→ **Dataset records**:
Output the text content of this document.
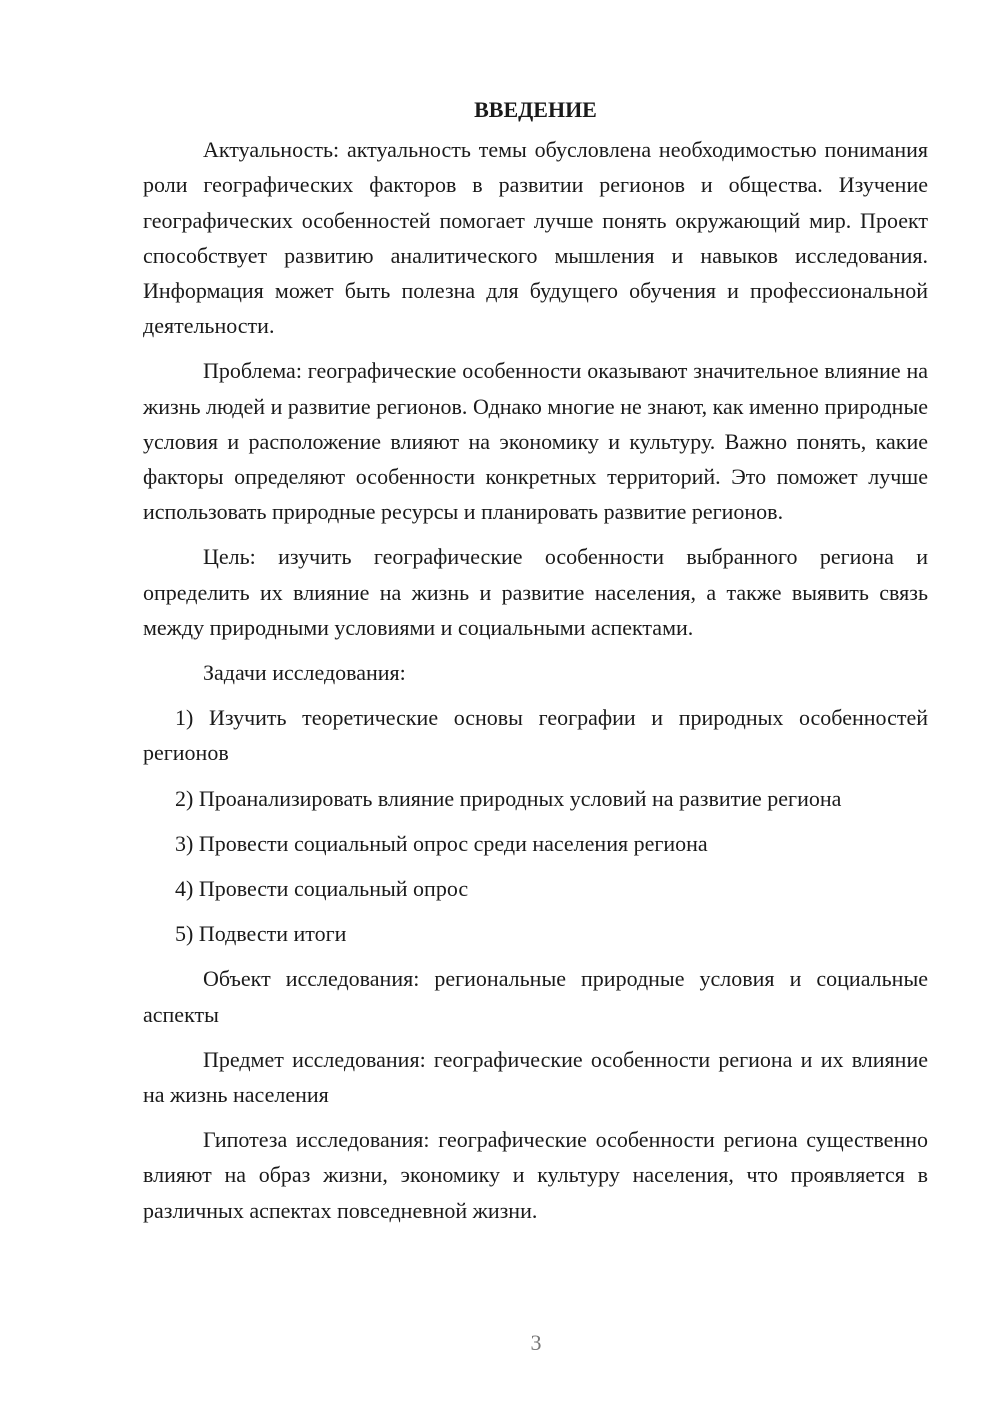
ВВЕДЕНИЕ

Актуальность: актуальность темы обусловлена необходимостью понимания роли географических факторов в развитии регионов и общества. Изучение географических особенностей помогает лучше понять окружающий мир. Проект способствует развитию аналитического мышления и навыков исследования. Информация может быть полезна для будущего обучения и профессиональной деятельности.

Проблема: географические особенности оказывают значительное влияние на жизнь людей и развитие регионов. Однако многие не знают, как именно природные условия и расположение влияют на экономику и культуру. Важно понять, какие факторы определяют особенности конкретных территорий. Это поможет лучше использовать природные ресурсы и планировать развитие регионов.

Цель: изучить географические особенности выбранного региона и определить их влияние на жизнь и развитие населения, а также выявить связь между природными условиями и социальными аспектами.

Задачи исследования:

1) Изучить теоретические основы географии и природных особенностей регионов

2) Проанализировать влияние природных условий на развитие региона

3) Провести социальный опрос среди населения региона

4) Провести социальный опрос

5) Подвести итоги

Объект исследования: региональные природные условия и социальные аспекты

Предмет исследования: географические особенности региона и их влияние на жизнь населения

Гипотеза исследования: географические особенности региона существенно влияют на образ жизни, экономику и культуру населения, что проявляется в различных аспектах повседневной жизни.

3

* * *

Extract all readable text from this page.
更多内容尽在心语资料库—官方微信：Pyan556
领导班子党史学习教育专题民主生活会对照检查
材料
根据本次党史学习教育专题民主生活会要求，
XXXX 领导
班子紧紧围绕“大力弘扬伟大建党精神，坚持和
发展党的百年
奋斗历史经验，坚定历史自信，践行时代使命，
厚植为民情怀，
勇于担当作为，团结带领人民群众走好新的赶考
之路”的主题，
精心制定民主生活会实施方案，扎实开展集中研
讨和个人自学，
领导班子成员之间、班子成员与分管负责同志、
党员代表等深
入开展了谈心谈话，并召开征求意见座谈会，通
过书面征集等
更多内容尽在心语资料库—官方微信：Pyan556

--

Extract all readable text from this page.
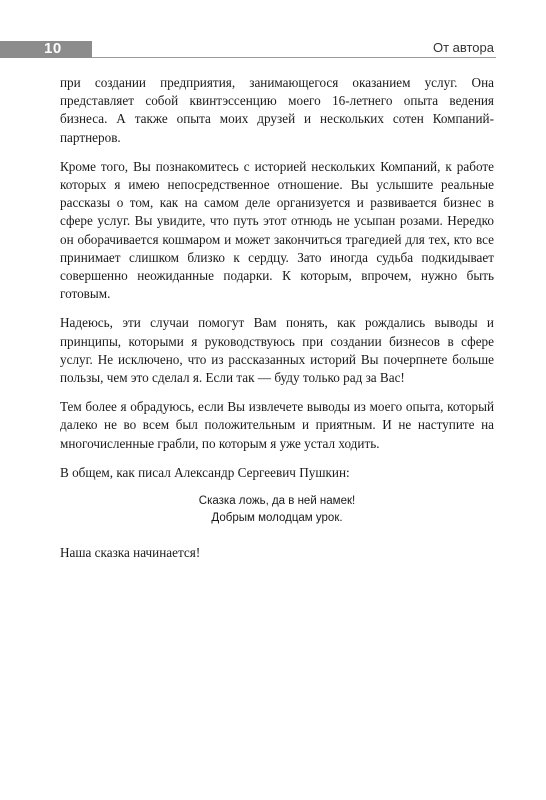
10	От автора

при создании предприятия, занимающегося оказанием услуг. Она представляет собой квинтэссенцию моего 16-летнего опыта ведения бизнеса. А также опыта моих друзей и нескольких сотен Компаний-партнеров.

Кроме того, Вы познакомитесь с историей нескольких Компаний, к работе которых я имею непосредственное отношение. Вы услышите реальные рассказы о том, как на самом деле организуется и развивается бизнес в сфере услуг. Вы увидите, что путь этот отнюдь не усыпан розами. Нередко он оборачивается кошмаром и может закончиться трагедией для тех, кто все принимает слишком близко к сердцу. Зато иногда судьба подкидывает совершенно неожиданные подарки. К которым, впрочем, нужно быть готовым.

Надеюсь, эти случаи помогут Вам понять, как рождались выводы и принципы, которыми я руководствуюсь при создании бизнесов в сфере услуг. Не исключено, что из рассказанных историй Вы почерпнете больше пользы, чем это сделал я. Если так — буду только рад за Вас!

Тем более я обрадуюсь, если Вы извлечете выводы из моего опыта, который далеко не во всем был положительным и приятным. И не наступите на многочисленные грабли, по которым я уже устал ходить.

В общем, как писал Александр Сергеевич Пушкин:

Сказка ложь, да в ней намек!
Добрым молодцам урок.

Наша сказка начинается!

→ **TASK STATEMENT**: Select every line of the records holding the string "Провести".

→ **RESULT FOR THIS EXERCISE**:
3) Провести социальный опрос среди населения региона
4) Провести социальный опрос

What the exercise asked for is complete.